What is required:
Which lines hold the word "label"? Show each of them.

"""

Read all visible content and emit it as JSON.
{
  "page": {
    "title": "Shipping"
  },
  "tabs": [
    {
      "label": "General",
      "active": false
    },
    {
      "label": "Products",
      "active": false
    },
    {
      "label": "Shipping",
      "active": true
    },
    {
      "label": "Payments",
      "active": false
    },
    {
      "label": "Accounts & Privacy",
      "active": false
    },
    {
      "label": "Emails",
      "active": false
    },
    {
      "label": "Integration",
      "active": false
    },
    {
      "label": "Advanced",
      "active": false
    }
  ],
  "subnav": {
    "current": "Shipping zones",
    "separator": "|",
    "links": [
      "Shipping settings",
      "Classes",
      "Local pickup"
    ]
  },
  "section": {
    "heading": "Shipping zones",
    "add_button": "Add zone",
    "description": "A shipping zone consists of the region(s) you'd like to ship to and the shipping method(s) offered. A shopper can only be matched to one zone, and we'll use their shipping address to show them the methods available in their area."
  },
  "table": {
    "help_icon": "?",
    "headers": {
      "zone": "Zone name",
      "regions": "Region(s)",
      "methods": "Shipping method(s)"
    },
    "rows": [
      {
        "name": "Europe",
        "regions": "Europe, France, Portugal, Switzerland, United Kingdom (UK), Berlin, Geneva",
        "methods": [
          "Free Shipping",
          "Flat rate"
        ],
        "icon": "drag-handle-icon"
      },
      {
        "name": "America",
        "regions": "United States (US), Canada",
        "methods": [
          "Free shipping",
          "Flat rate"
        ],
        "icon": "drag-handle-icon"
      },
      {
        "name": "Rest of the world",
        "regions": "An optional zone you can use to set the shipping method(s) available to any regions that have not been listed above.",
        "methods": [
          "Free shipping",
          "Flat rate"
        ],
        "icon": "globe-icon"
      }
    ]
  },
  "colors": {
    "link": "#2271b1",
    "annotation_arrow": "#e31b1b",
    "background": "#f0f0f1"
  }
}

"""

Expected answer:
      "label": "General",
      "label": "Products",
      "label": "Shipping",
      "label": "Payments",
      "label": "Accounts & Privacy",
      "label": "Emails",
      "label": "Integration",
      "label": "Advanced",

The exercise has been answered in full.